Task goal:
Copy out each line of the listing that has the word "Muslims" in it.

[Opening Data shown section]

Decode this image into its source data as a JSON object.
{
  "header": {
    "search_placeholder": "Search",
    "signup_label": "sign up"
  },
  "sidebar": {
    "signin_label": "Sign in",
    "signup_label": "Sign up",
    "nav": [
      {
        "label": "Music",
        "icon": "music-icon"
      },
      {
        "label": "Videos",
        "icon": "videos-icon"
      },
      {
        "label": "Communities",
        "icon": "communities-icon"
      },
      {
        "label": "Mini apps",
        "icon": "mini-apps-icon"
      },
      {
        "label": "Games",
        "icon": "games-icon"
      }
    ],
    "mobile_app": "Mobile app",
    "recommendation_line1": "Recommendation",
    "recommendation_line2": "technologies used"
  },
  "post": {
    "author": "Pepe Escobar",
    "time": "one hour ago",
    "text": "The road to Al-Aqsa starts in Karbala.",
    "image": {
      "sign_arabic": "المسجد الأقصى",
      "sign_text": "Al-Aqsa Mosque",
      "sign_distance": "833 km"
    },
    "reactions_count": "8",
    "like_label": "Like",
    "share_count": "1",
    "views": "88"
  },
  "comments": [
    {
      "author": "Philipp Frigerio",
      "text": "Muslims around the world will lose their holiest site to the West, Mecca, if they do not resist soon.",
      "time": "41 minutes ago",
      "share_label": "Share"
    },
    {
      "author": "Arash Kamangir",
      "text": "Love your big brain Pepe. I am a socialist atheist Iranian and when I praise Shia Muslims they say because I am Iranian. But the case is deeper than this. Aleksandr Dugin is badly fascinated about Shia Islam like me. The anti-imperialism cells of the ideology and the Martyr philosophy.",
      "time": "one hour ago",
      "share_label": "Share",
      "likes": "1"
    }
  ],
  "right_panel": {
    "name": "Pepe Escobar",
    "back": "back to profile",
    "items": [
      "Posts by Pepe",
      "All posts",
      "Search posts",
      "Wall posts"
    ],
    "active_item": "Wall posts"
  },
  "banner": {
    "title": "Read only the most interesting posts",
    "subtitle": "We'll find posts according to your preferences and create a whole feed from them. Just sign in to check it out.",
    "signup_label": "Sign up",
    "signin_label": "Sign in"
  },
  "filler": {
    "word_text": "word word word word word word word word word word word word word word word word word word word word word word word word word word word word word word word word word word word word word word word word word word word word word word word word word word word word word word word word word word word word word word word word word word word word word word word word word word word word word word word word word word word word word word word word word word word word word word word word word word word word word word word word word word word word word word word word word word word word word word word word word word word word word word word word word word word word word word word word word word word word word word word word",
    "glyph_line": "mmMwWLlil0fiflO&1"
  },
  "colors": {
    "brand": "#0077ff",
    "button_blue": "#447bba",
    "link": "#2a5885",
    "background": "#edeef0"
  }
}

[Closing Data shown section]

Task solution:
      "text": "Muslims around the world will lose their holiest site to the West, Mecca, if they do not resist soon.",
      "text": "Love your big brain Pepe. I am a socialist atheist Iranian and when I praise Shia Muslims they say because I am Iranian. But the case is deeper than this. Aleksandr Dugin is badly fascinated about Shia Islam like me. The anti-imperialism cells of the ideology and the Martyr philosophy.",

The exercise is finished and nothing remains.